◆ **WHAT YOU ARE ASKED TO DO**:
Copy every line in the records below that contains the word "page".

◆ **THE RECORDS**:
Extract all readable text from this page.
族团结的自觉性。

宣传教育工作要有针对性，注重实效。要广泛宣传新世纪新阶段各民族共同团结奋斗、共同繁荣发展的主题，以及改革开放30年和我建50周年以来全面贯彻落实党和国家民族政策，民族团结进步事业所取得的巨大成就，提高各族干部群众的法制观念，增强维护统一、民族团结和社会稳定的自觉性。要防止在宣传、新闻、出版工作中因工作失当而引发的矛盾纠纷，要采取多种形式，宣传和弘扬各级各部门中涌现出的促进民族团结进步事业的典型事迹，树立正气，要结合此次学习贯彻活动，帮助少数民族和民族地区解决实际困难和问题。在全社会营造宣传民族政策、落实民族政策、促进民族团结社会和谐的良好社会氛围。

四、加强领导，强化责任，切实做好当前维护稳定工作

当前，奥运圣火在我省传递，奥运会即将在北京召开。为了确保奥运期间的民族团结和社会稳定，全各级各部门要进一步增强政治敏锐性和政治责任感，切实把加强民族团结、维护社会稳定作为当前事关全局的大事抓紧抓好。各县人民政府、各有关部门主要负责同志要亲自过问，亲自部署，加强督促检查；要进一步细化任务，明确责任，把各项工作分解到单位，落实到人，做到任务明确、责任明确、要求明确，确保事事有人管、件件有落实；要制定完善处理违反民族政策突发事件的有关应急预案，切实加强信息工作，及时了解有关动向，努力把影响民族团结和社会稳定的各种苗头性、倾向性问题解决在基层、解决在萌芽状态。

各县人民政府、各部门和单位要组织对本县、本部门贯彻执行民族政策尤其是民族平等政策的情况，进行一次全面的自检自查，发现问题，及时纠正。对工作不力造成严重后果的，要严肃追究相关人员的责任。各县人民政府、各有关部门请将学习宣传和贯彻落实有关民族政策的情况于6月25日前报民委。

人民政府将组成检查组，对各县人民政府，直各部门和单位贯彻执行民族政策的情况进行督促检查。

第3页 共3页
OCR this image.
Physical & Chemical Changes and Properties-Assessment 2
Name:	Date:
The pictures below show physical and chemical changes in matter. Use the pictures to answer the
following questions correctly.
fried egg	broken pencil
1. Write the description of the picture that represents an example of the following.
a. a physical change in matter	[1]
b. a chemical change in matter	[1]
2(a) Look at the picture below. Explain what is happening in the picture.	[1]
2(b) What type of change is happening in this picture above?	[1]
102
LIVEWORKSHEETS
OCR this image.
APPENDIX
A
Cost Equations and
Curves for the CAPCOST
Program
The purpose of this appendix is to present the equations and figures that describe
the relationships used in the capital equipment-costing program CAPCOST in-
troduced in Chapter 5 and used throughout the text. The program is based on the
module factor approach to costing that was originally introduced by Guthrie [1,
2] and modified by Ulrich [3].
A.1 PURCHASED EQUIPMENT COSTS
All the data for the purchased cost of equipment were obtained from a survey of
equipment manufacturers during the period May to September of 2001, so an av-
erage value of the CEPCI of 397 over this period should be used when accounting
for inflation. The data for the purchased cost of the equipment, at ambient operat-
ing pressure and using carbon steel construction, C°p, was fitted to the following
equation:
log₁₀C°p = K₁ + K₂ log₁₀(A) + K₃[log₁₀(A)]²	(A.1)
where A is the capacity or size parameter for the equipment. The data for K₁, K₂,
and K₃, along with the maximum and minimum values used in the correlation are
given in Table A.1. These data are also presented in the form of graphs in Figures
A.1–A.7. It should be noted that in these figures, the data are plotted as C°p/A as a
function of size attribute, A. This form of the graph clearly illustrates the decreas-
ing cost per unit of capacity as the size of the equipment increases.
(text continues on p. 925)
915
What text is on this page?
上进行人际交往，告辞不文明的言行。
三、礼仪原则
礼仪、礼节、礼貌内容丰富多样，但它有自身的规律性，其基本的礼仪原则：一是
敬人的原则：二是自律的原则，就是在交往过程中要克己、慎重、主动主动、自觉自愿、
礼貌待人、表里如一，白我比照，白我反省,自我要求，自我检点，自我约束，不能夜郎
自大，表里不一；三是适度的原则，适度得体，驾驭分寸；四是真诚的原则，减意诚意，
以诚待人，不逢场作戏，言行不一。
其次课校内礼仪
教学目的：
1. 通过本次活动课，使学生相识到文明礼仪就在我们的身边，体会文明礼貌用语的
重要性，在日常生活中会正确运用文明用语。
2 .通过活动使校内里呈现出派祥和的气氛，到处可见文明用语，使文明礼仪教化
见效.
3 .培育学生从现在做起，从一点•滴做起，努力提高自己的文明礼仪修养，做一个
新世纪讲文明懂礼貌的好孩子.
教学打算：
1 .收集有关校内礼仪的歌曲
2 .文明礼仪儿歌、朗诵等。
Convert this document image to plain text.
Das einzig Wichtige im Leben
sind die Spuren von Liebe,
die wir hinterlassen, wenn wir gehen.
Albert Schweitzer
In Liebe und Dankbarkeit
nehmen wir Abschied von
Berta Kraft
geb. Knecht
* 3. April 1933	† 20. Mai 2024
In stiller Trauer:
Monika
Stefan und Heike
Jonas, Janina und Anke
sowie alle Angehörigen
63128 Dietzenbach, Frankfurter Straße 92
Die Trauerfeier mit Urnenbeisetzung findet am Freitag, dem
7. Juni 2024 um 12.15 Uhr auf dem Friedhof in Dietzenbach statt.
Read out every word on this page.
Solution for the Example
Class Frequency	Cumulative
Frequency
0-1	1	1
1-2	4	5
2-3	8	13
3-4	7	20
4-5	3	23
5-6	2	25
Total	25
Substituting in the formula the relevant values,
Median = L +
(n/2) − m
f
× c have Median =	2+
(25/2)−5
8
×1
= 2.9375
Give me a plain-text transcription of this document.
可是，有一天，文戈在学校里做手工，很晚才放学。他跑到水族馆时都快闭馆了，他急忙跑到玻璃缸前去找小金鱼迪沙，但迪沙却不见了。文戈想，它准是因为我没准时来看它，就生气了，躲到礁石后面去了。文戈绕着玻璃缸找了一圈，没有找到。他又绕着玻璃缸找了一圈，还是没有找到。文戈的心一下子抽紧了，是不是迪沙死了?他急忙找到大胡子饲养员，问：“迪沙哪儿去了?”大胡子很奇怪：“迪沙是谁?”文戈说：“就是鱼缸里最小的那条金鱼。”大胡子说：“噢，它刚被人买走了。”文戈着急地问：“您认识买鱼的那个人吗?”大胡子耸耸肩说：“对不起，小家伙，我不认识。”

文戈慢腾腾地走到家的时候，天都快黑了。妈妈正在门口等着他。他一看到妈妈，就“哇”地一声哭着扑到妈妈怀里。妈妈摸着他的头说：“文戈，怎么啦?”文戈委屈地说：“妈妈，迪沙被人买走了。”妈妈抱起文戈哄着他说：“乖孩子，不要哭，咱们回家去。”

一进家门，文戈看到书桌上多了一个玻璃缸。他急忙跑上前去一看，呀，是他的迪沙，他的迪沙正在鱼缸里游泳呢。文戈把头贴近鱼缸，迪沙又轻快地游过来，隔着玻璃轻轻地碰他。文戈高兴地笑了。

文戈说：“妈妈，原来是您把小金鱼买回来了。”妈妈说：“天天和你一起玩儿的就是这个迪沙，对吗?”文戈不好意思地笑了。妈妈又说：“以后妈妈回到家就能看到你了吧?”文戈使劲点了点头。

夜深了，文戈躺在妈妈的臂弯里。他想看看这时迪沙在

◆ **REPLY TO THE TASK**:
Extract all readable text from this page.
What text is on this page?
Read out every word on this page.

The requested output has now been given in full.